Task requirements:
Go through the listing and set it down exactly, leaving out its pictures.

Information shown:
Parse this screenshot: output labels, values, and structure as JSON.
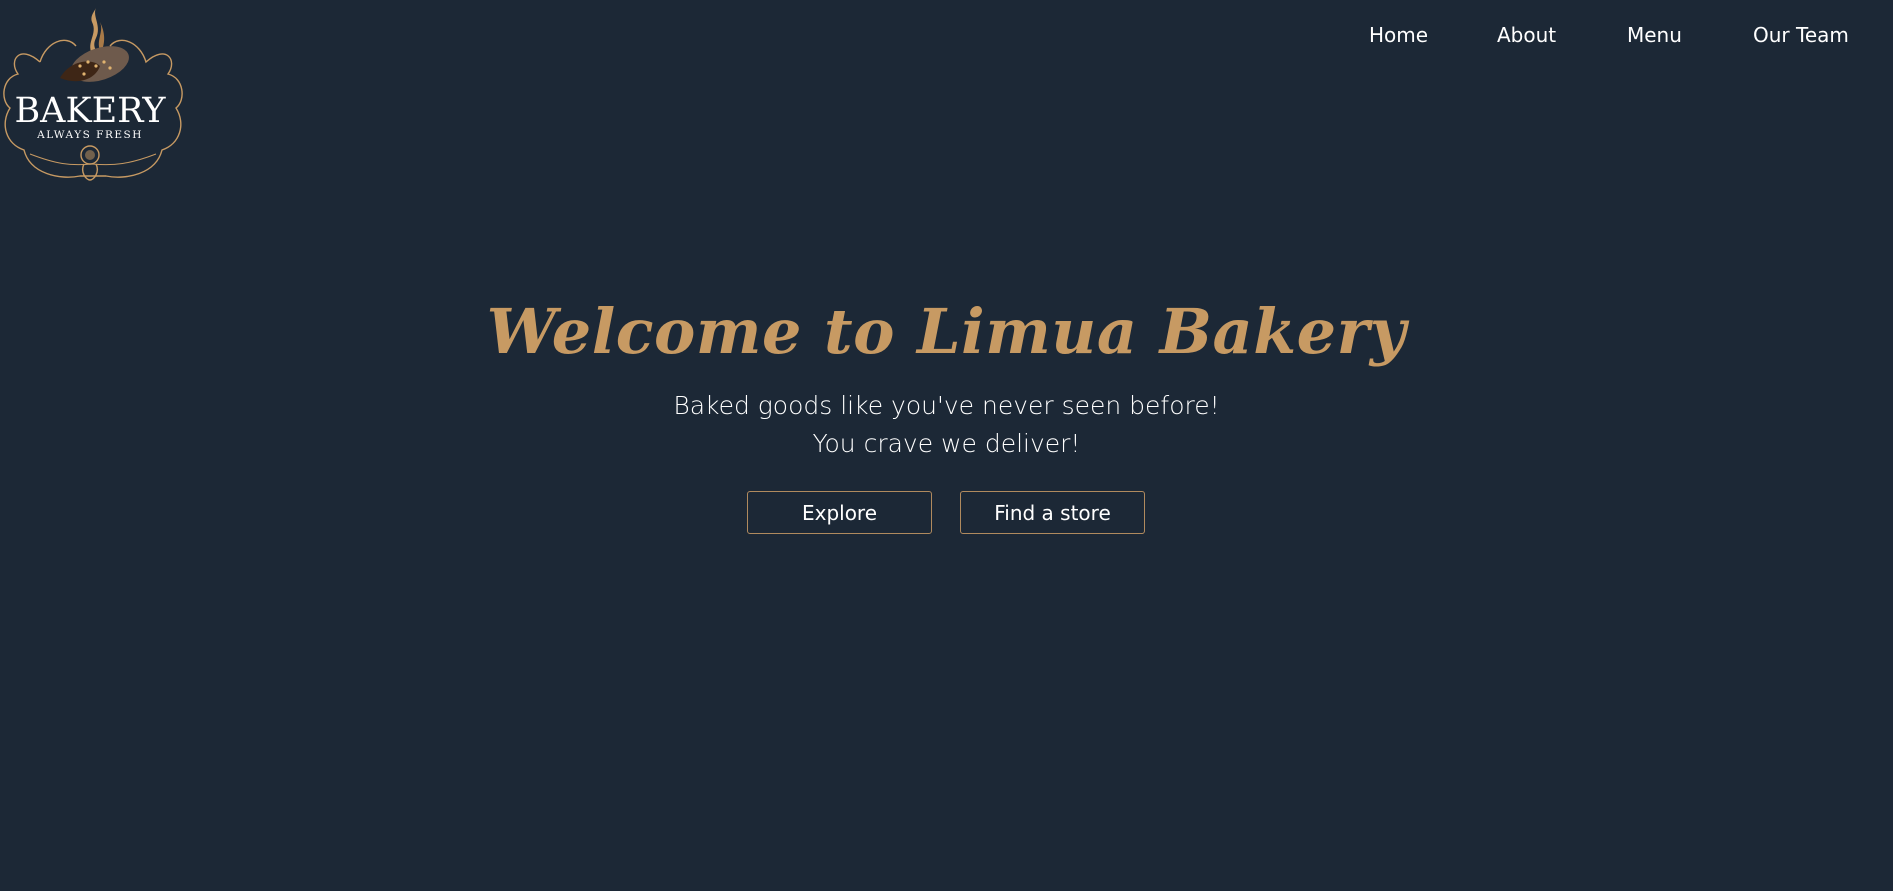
{
  "logo": {
    "title": "BAKERY",
    "tagline": "ALWAYS FRESH",
    "icon": "bakery-logo-icon"
  },
  "nav": {
    "items": [
      {
        "label": "Home"
      },
      {
        "label": "About"
      },
      {
        "label": "Menu"
      },
      {
        "label": "Our Team"
      }
    ]
  },
  "hero": {
    "title": "Welcome to Limua Bakery",
    "subtitle_line1": "Baked goods like you've never seen before!",
    "subtitle_line2": "You crave we deliver!",
    "explore_label": "Explore",
    "find_store_label": "Find a store"
  },
  "colors": {
    "background": "#1c2836",
    "accent": "#c79a63",
    "text": "#ffffff"
  }
}
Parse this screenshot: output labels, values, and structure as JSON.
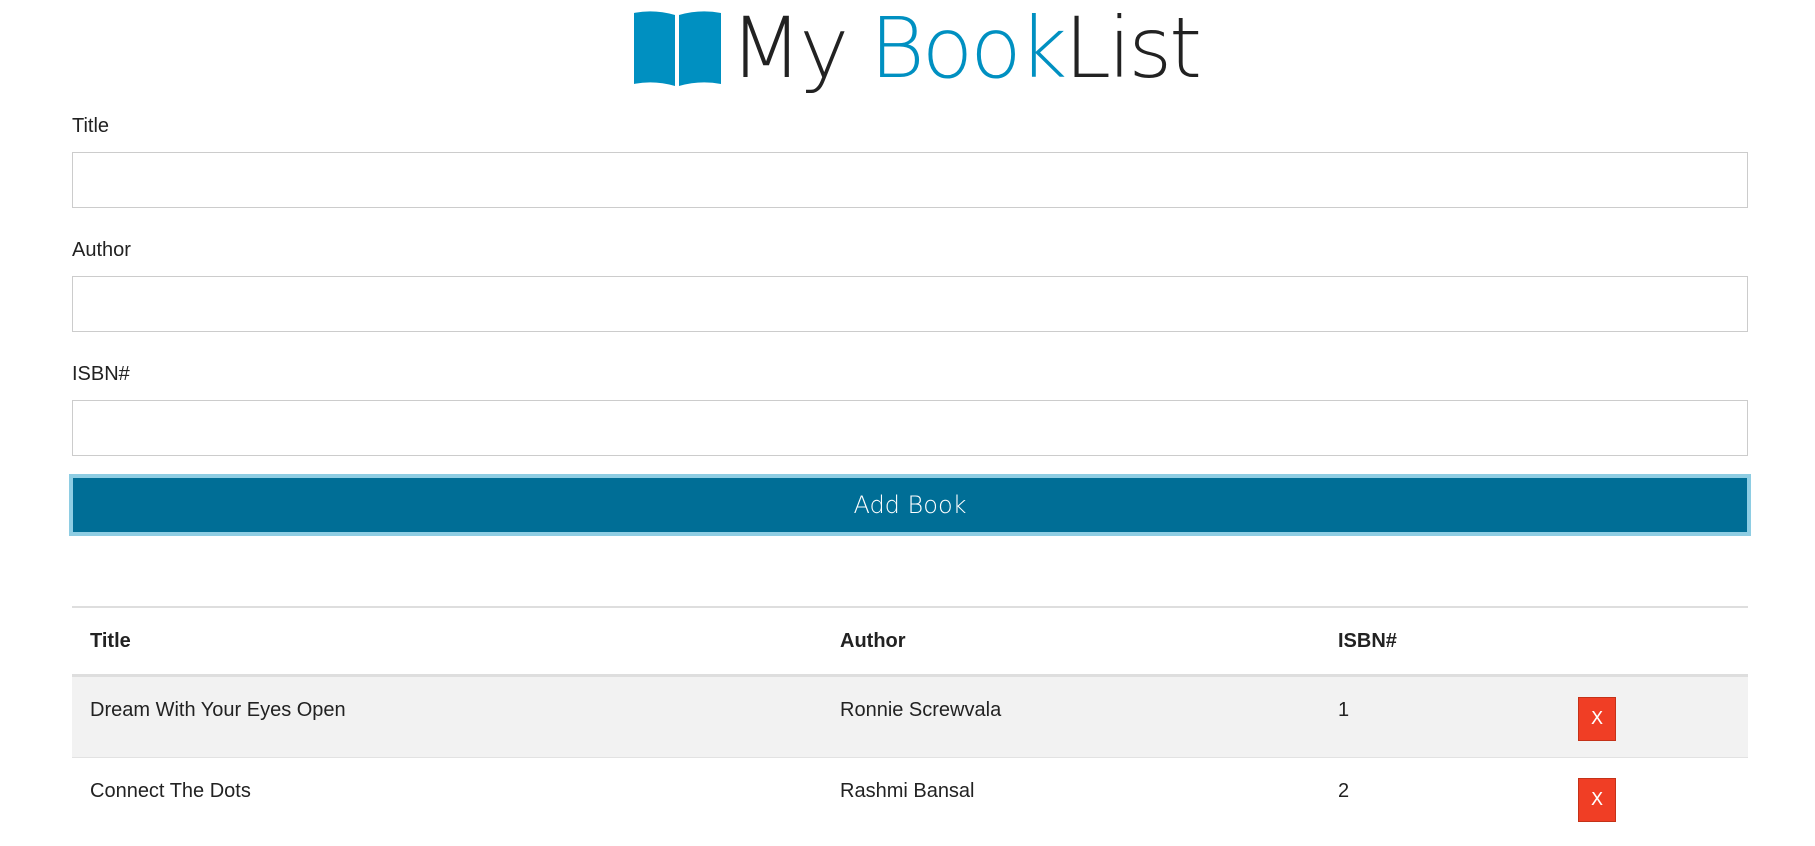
{
  "header": {
    "logo_my": "My ",
    "logo_book": "Book",
    "logo_list": "List",
    "icon": "open-book-icon",
    "brand_color": "#0090c1"
  },
  "form": {
    "title_label": "Title",
    "title_value": "",
    "author_label": "Author",
    "author_value": "",
    "isbn_label": "ISBN#",
    "isbn_value": "",
    "submit_label": "Add Book",
    "submit_color": "#006e96"
  },
  "table": {
    "columns": [
      "Title",
      "Author",
      "ISBN#"
    ],
    "rows": [
      {
        "title": "Dream With Your Eyes Open",
        "author": "Ronnie Screwvala",
        "isbn": "1",
        "delete_label": "X"
      },
      {
        "title": "Connect The Dots",
        "author": "Rashmi Bansal",
        "isbn": "2",
        "delete_label": "X"
      }
    ],
    "delete_color": "#f03e25"
  }
}
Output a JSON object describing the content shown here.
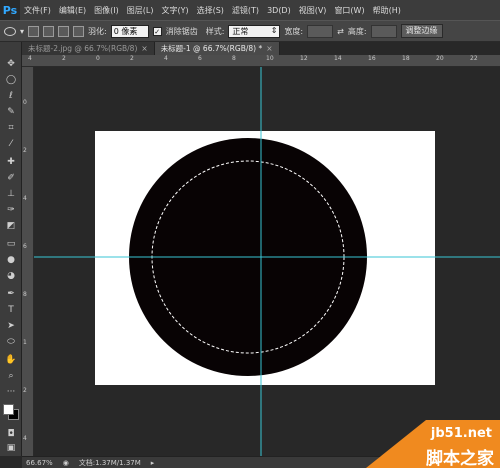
{
  "app": {
    "logo": "Ps"
  },
  "menu": [
    "文件(F)",
    "编辑(E)",
    "图像(I)",
    "图层(L)",
    "文字(Y)",
    "选择(S)",
    "滤镜(T)",
    "3D(D)",
    "视图(V)",
    "窗口(W)",
    "帮助(H)"
  ],
  "options": {
    "feather_label": "羽化:",
    "feather_value": "0 像素",
    "antialias_label": "消除锯齿",
    "style_label": "样式:",
    "style_value": "正常",
    "width_label": "宽度:",
    "height_label": "高度:",
    "refine_edge": "调整边缘"
  },
  "tabs": [
    {
      "label": "未标题-2.jpg @ 66.7%(RGB/8)",
      "active": false
    },
    {
      "label": "未标题-1 @ 66.7%(RGB/8) *",
      "active": true
    }
  ],
  "ruler": {
    "top": [
      "4",
      "2",
      "0",
      "2",
      "4",
      "6",
      "8",
      "10",
      "12",
      "14",
      "16",
      "18",
      "20",
      "22"
    ],
    "left": [
      "0",
      "2",
      "4",
      "6",
      "8",
      "1",
      "2",
      "4"
    ]
  },
  "status": {
    "zoom": "66.67%",
    "doc": "文档:1.37M/1.37M"
  },
  "watermark": {
    "url": "jb51.net",
    "cn": "脚本之家"
  },
  "colors": {
    "guide": "#39c6d4",
    "fill": "#080304",
    "foreground": "#ffffff",
    "background": "#000000",
    "watermark_orange": "#f08a1f"
  }
}
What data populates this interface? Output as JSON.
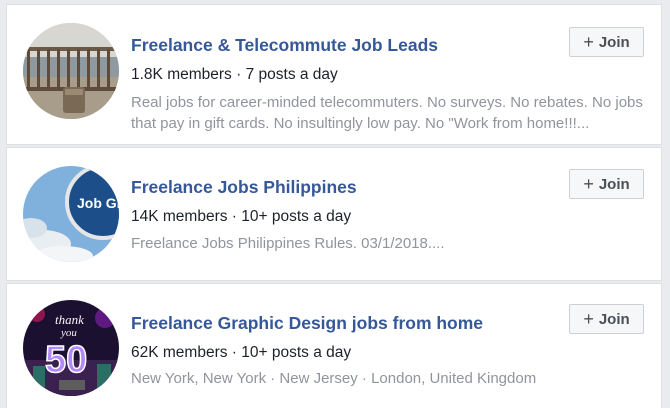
{
  "groups": [
    {
      "name": "Freelance & Telecommute Job Leads",
      "members": "1.8K members",
      "separator": "·",
      "activity": "7 posts a day",
      "description": "Real jobs for career-minded telecommuters. No surveys. No rebates. No jobs that pay in gift cards. No insultingly low pay. No \"Work from home!!!...",
      "join_label": "Join",
      "join_icon": "plus-icon",
      "avatar_icon": "balcony-photo"
    },
    {
      "name": "Freelance Jobs Philippines",
      "members": "14K members",
      "separator": "·",
      "activity": "10+ posts a day",
      "description": "Freelance Jobs Philippines Rules. 03/1/2018....",
      "join_label": "Join",
      "join_icon": "plus-icon",
      "avatar_icon": "job-group-sign-photo",
      "avatar_text": "Job Gro"
    },
    {
      "name": "Freelance Graphic Design jobs from home",
      "members": "62K members",
      "separator": "·",
      "activity": "10+ posts a day",
      "description": "New York, New York · New Jersey · London, United Kingdom",
      "join_label": "Join",
      "join_icon": "plus-icon",
      "avatar_icon": "thank-you-50-photo",
      "avatar_text_top": "thank",
      "avatar_text_mid": "you",
      "avatar_text_big": "50"
    }
  ],
  "colors": {
    "link": "#365899",
    "text": "#1d2129",
    "muted": "#90949c",
    "background": "#e9ebee",
    "button_bg": "#f6f7f9"
  }
}
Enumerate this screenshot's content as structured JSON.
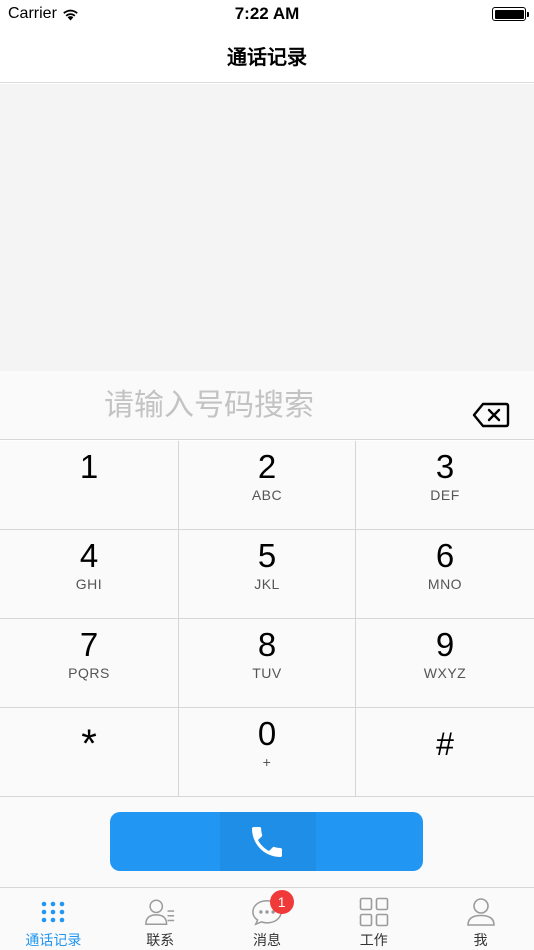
{
  "status_bar": {
    "carrier": "Carrier",
    "time": "7:22 AM"
  },
  "nav": {
    "title": "通话记录"
  },
  "dialer": {
    "placeholder": "请输入号码搜索",
    "value": ""
  },
  "keypad": {
    "keys": [
      {
        "digit": "1",
        "letters": ""
      },
      {
        "digit": "2",
        "letters": "ABC"
      },
      {
        "digit": "3",
        "letters": "DEF"
      },
      {
        "digit": "4",
        "letters": "GHI"
      },
      {
        "digit": "5",
        "letters": "JKL"
      },
      {
        "digit": "6",
        "letters": "MNO"
      },
      {
        "digit": "7",
        "letters": "PQRS"
      },
      {
        "digit": "8",
        "letters": "TUV"
      },
      {
        "digit": "9",
        "letters": "WXYZ"
      },
      {
        "digit": "*",
        "letters": ""
      },
      {
        "digit": "0",
        "letters": "+"
      },
      {
        "digit": "#",
        "letters": ""
      }
    ]
  },
  "colors": {
    "accent": "#2196f3",
    "badge": "#f03a3a",
    "tab_inactive": "#9b9b9b"
  },
  "tabs": [
    {
      "label": "通话记录",
      "icon": "dialpad-icon",
      "active": true
    },
    {
      "label": "联系",
      "icon": "contacts-icon",
      "active": false
    },
    {
      "label": "消息",
      "icon": "message-icon",
      "active": false,
      "badge": "1"
    },
    {
      "label": "工作",
      "icon": "apps-grid-icon",
      "active": false
    },
    {
      "label": "我",
      "icon": "profile-icon",
      "active": false
    }
  ]
}
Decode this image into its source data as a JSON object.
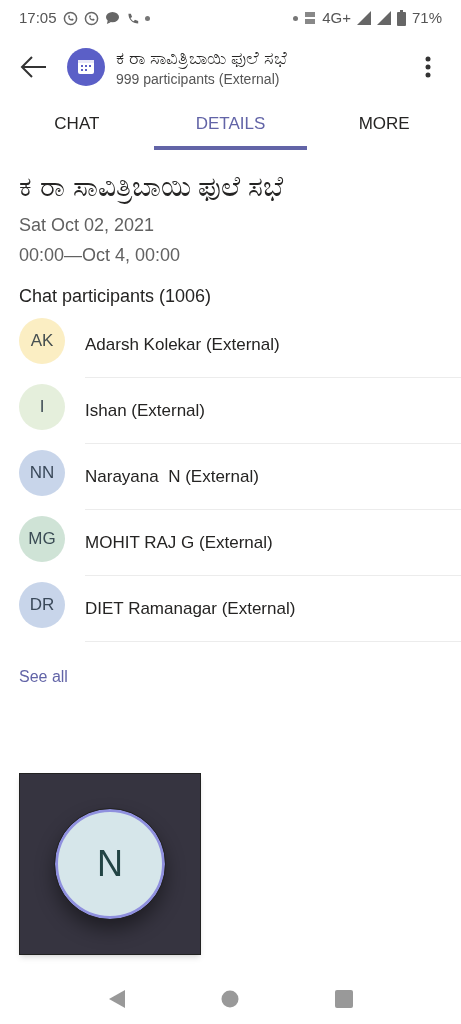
{
  "status_bar": {
    "time": "17:05",
    "network": "4G+",
    "battery": "71%"
  },
  "header": {
    "title": "ಕ ರಾ ಸಾವಿತ್ರಿಬಾಯಿ ಫುಲೆ ಸಭೆ",
    "subtitle": "999 participants (External)"
  },
  "tabs": [
    {
      "label": "CHAT",
      "selected": false
    },
    {
      "label": "DETAILS",
      "selected": true
    },
    {
      "label": "MORE",
      "selected": false
    }
  ],
  "details": {
    "title": "ಕ ರಾ ಸಾವಿತ್ರಿಬಾಯಿ ಫುಲೆ ಸಭೆ",
    "date": "Sat Oct 02, 2021",
    "time": "00:00—Oct 4, 00:00"
  },
  "participants": {
    "heading": "Chat participants (1006)",
    "items": [
      {
        "initials": "AK",
        "name": "Adarsh Kolekar (External)",
        "color": "#fbeec3"
      },
      {
        "initials": "I",
        "name": "Ishan (External)",
        "color": "#e5efdc"
      },
      {
        "initials": "NN",
        "name": "Narayana  N (External)",
        "color": "#c8d5ea"
      },
      {
        "initials": "MG",
        "name": "MOHIT RAJ G (External)",
        "color": "#cfe3d6"
      },
      {
        "initials": "DR",
        "name": "DIET Ramanagar (External)",
        "color": "#c8d5ea"
      }
    ],
    "see_all": "See all"
  },
  "call_tile": {
    "initials": "N"
  }
}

Response to the exercise:
Parse this screenshot: output labels, values, and structure as JSON.
{
  "logo": {
    "title": "BAKERY",
    "tagline": "ALWAYS FRESH",
    "icon": "bakery-logo-icon"
  },
  "nav": {
    "items": [
      {
        "label": "Home"
      },
      {
        "label": "About"
      },
      {
        "label": "Menu"
      },
      {
        "label": "Our Team"
      }
    ]
  },
  "hero": {
    "title": "Welcome to Limua Bakery",
    "subtitle_line1": "Baked goods like you've never seen before!",
    "subtitle_line2": "You crave we deliver!",
    "explore_label": "Explore",
    "find_store_label": "Find a store"
  },
  "colors": {
    "background": "#1c2836",
    "accent": "#c79a63",
    "text": "#ffffff"
  }
}
Parse this screenshot: output labels, values, and structure as JSON.
{
  "header": {
    "logo_my": "My ",
    "logo_book": "Book",
    "logo_list": "List",
    "icon": "open-book-icon",
    "brand_color": "#0090c1"
  },
  "form": {
    "title_label": "Title",
    "title_value": "",
    "author_label": "Author",
    "author_value": "",
    "isbn_label": "ISBN#",
    "isbn_value": "",
    "submit_label": "Add Book",
    "submit_color": "#006e96"
  },
  "table": {
    "columns": [
      "Title",
      "Author",
      "ISBN#"
    ],
    "rows": [
      {
        "title": "Dream With Your Eyes Open",
        "author": "Ronnie Screwvala",
        "isbn": "1",
        "delete_label": "X"
      },
      {
        "title": "Connect The Dots",
        "author": "Rashmi Bansal",
        "isbn": "2",
        "delete_label": "X"
      }
    ],
    "delete_color": "#f03e25"
  }
}
Output a JSON object describing the content shown here.
{
  "app": {
    "logo": "Ps"
  },
  "menu": [
    "文件(F)",
    "编辑(E)",
    "图像(I)",
    "图层(L)",
    "文字(Y)",
    "选择(S)",
    "滤镜(T)",
    "3D(D)",
    "视图(V)",
    "窗口(W)",
    "帮助(H)"
  ],
  "options": {
    "feather_label": "羽化:",
    "feather_value": "0 像素",
    "antialias_label": "消除锯齿",
    "style_label": "样式:",
    "style_value": "正常",
    "width_label": "宽度:",
    "height_label": "高度:",
    "refine_edge": "调整边缘"
  },
  "tabs": [
    {
      "label": "未标题-2.jpg @ 66.7%(RGB/8)",
      "active": false
    },
    {
      "label": "未标题-1 @ 66.7%(RGB/8) *",
      "active": true
    }
  ],
  "ruler": {
    "top": [
      "4",
      "2",
      "0",
      "2",
      "4",
      "6",
      "8",
      "10",
      "12",
      "14",
      "16",
      "18",
      "20",
      "22"
    ],
    "left": [
      "0",
      "2",
      "4",
      "6",
      "8",
      "1",
      "2",
      "4"
    ]
  },
  "status": {
    "zoom": "66.67%",
    "doc": "文档:1.37M/1.37M"
  },
  "watermark": {
    "url": "jb51.net",
    "cn": "脚本之家"
  },
  "colors": {
    "guide": "#39c6d4",
    "fill": "#080304",
    "foreground": "#ffffff",
    "background": "#000000",
    "watermark_orange": "#f08a1f"
  }
}
What data populates this interface? Output as JSON.
{
  "groups": [
    {
      "name": "Freelance & Telecommute Job Leads",
      "members": "1.8K members",
      "separator": "·",
      "activity": "7 posts a day",
      "description": "Real jobs for career-minded telecommuters. No surveys. No rebates. No jobs that pay in gift cards. No insultingly low pay. No \"Work from home!!!...",
      "join_label": "Join",
      "join_icon": "plus-icon",
      "avatar_icon": "balcony-photo"
    },
    {
      "name": "Freelance Jobs Philippines",
      "members": "14K members",
      "separator": "·",
      "activity": "10+ posts a day",
      "description": "Freelance Jobs Philippines Rules. 03/1/2018....",
      "join_label": "Join",
      "join_icon": "plus-icon",
      "avatar_icon": "job-group-sign-photo",
      "avatar_text": "Job Gro"
    },
    {
      "name": "Freelance Graphic Design jobs from home",
      "members": "62K members",
      "separator": "·",
      "activity": "10+ posts a day",
      "description": "New York, New York · New Jersey · London, United Kingdom",
      "join_label": "Join",
      "join_icon": "plus-icon",
      "avatar_icon": "thank-you-50-photo",
      "avatar_text_top": "thank",
      "avatar_text_mid": "you",
      "avatar_text_big": "50"
    }
  ],
  "colors": {
    "link": "#365899",
    "text": "#1d2129",
    "muted": "#90949c",
    "background": "#e9ebee",
    "button_bg": "#f6f7f9"
  }
}
Enumerate this screenshot's content as structured JSON.
{
  "status_bar": {
    "carrier": "Carrier",
    "time": "7:22 AM"
  },
  "nav": {
    "title": "通话记录"
  },
  "dialer": {
    "placeholder": "请输入号码搜索",
    "value": ""
  },
  "keypad": {
    "keys": [
      {
        "digit": "1",
        "letters": ""
      },
      {
        "digit": "2",
        "letters": "ABC"
      },
      {
        "digit": "3",
        "letters": "DEF"
      },
      {
        "digit": "4",
        "letters": "GHI"
      },
      {
        "digit": "5",
        "letters": "JKL"
      },
      {
        "digit": "6",
        "letters": "MNO"
      },
      {
        "digit": "7",
        "letters": "PQRS"
      },
      {
        "digit": "8",
        "letters": "TUV"
      },
      {
        "digit": "9",
        "letters": "WXYZ"
      },
      {
        "digit": "*",
        "letters": ""
      },
      {
        "digit": "0",
        "letters": "+"
      },
      {
        "digit": "#",
        "letters": ""
      }
    ]
  },
  "colors": {
    "accent": "#2196f3",
    "badge": "#f03a3a",
    "tab_inactive": "#9b9b9b"
  },
  "tabs": [
    {
      "label": "通话记录",
      "icon": "dialpad-icon",
      "active": true
    },
    {
      "label": "联系",
      "icon": "contacts-icon",
      "active": false
    },
    {
      "label": "消息",
      "icon": "message-icon",
      "active": false,
      "badge": "1"
    },
    {
      "label": "工作",
      "icon": "apps-grid-icon",
      "active": false
    },
    {
      "label": "我",
      "icon": "profile-icon",
      "active": false
    }
  ]
}
Decode this image into its source data as a JSON object.
{
  "status_bar": {
    "time": "17:05",
    "network": "4G+",
    "battery": "71%"
  },
  "header": {
    "title": "ಕ ರಾ ಸಾವಿತ್ರಿಬಾಯಿ ಫುಲೆ ಸಭೆ",
    "subtitle": "999 participants (External)"
  },
  "tabs": [
    {
      "label": "CHAT",
      "selected": false
    },
    {
      "label": "DETAILS",
      "selected": true
    },
    {
      "label": "MORE",
      "selected": false
    }
  ],
  "details": {
    "title": "ಕ ರಾ ಸಾವಿತ್ರಿಬಾಯಿ ಫುಲೆ ಸಭೆ",
    "date": "Sat Oct 02, 2021",
    "time": "00:00—Oct 4, 00:00"
  },
  "participants": {
    "heading": "Chat participants (1006)",
    "items": [
      {
        "initials": "AK",
        "name": "Adarsh Kolekar (External)",
        "color": "#fbeec3"
      },
      {
        "initials": "I",
        "name": "Ishan (External)",
        "color": "#e5efdc"
      },
      {
        "initials": "NN",
        "name": "Narayana  N (External)",
        "color": "#c8d5ea"
      },
      {
        "initials": "MG",
        "name": "MOHIT RAJ G (External)",
        "color": "#cfe3d6"
      },
      {
        "initials": "DR",
        "name": "DIET Ramanagar (External)",
        "color": "#c8d5ea"
      }
    ],
    "see_all": "See all"
  },
  "call_tile": {
    "initials": "N"
  }
}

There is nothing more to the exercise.